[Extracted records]
^^^^

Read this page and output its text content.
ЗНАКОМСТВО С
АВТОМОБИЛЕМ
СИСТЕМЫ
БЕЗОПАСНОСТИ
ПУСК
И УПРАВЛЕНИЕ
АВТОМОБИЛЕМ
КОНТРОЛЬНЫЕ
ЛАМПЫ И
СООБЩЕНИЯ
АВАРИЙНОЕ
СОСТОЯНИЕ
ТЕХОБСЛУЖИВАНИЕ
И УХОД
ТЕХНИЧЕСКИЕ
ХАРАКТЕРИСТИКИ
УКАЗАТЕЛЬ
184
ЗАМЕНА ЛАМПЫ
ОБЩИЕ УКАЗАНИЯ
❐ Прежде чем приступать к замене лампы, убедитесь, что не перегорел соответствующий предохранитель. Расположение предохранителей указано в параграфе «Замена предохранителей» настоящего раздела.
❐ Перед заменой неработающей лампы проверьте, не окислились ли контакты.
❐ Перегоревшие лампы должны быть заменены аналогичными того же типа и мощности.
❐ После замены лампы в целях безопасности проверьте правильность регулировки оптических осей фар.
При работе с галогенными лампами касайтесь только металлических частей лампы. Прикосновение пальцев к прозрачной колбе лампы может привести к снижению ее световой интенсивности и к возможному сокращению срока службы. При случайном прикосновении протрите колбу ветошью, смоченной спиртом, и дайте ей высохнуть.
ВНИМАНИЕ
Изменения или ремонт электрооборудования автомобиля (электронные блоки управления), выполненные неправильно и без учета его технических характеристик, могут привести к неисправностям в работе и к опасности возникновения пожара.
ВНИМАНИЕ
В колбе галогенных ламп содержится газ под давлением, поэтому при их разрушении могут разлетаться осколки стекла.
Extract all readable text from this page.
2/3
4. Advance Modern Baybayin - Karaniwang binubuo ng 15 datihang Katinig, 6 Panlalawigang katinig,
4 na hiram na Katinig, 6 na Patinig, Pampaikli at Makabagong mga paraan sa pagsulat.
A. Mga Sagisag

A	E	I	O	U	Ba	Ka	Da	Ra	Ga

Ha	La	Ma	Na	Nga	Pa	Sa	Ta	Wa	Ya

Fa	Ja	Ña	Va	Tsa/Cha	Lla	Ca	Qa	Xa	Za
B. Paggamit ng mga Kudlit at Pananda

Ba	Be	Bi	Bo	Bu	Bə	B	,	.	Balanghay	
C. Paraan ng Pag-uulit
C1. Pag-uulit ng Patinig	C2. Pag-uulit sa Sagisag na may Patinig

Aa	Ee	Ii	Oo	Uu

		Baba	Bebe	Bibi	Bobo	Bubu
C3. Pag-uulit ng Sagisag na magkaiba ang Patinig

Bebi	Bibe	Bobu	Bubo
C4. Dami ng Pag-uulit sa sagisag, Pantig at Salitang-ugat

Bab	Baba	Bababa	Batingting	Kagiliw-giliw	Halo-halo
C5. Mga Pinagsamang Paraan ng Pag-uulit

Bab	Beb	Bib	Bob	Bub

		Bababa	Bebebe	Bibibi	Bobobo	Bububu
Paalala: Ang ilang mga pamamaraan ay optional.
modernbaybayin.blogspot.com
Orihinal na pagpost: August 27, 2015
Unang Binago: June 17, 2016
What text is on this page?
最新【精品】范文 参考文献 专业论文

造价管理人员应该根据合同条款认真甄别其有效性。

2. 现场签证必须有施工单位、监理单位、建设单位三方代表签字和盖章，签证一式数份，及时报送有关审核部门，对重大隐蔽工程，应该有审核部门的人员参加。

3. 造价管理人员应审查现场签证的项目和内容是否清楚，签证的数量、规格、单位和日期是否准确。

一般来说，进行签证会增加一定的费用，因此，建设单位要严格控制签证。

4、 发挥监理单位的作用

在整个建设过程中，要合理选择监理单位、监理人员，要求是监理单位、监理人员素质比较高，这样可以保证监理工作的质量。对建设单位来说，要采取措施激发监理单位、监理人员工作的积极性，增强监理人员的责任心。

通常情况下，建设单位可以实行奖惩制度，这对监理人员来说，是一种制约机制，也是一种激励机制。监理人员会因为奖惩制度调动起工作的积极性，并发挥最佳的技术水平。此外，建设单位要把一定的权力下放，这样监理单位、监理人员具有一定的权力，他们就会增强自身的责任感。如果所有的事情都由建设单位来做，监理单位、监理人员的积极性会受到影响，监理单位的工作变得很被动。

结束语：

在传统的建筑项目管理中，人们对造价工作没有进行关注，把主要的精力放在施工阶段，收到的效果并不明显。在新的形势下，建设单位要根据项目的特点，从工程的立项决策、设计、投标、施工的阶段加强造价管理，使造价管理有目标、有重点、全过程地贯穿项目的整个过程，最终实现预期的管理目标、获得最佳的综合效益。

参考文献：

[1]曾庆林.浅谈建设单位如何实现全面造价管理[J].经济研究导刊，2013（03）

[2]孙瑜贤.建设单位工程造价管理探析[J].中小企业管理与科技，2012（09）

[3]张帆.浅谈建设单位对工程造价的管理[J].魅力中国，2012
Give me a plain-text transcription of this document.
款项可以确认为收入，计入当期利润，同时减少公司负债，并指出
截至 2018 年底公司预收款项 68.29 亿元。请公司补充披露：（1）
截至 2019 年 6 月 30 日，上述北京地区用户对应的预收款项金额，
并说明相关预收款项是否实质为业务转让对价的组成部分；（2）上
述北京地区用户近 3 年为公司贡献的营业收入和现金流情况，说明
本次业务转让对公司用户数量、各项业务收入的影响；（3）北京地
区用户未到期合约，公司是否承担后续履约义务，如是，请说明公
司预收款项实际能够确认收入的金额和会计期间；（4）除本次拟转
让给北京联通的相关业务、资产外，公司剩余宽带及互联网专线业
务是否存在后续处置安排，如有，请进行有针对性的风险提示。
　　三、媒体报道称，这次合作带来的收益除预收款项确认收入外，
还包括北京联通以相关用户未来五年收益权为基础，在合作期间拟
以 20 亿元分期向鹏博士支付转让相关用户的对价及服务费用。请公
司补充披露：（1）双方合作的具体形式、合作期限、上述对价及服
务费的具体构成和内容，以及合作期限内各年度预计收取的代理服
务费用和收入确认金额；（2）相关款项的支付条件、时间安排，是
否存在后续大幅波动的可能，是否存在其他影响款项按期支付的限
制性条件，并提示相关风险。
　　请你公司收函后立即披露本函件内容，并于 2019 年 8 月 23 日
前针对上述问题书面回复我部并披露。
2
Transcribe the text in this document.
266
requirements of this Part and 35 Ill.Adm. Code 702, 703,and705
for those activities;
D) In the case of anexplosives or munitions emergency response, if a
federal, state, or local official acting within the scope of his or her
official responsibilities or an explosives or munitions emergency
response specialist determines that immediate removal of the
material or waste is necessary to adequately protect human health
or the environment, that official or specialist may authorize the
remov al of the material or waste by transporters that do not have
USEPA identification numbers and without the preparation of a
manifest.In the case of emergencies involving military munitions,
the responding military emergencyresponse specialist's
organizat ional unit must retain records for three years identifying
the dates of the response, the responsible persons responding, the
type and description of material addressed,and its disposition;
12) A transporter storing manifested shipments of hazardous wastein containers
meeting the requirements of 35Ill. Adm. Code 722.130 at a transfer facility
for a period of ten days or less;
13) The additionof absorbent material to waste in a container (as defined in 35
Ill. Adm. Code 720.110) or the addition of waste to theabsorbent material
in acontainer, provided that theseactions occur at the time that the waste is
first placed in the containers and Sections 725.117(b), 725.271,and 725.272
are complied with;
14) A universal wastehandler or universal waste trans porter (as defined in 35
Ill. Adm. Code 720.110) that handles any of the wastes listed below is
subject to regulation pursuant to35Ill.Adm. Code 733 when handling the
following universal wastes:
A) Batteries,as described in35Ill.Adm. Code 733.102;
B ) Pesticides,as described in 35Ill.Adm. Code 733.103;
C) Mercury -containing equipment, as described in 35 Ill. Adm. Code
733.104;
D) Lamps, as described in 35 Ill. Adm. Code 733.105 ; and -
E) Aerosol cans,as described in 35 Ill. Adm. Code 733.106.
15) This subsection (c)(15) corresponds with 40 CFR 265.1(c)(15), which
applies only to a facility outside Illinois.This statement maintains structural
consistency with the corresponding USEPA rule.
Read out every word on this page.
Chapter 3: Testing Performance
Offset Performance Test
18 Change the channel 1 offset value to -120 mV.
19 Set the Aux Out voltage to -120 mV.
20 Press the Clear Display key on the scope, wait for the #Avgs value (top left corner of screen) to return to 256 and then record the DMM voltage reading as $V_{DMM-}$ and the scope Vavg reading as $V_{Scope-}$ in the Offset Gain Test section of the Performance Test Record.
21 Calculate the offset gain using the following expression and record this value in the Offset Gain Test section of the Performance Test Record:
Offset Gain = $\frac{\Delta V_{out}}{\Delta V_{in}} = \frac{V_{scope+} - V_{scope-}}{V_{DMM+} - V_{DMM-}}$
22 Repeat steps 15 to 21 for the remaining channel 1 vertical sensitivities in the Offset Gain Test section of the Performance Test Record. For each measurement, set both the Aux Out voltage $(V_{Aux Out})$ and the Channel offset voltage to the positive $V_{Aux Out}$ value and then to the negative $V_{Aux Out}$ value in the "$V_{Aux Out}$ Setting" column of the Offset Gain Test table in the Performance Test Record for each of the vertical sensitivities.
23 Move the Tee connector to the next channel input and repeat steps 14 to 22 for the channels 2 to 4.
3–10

^^^^

* [EXERCISE PROMPT]
Your task is to gather every line with the word "Katinig" and copy it.

* [RESPONSE FOR THIS EXERCISE]
4. Advance Modern Baybayin - Karaniwang binubuo ng 15 datihang Katinig, 6 Panlalawigang katinig,
4 na hiram na Katinig, 6 na Patinig, Pampaikli at Makabagong mga paraan sa pagsulat.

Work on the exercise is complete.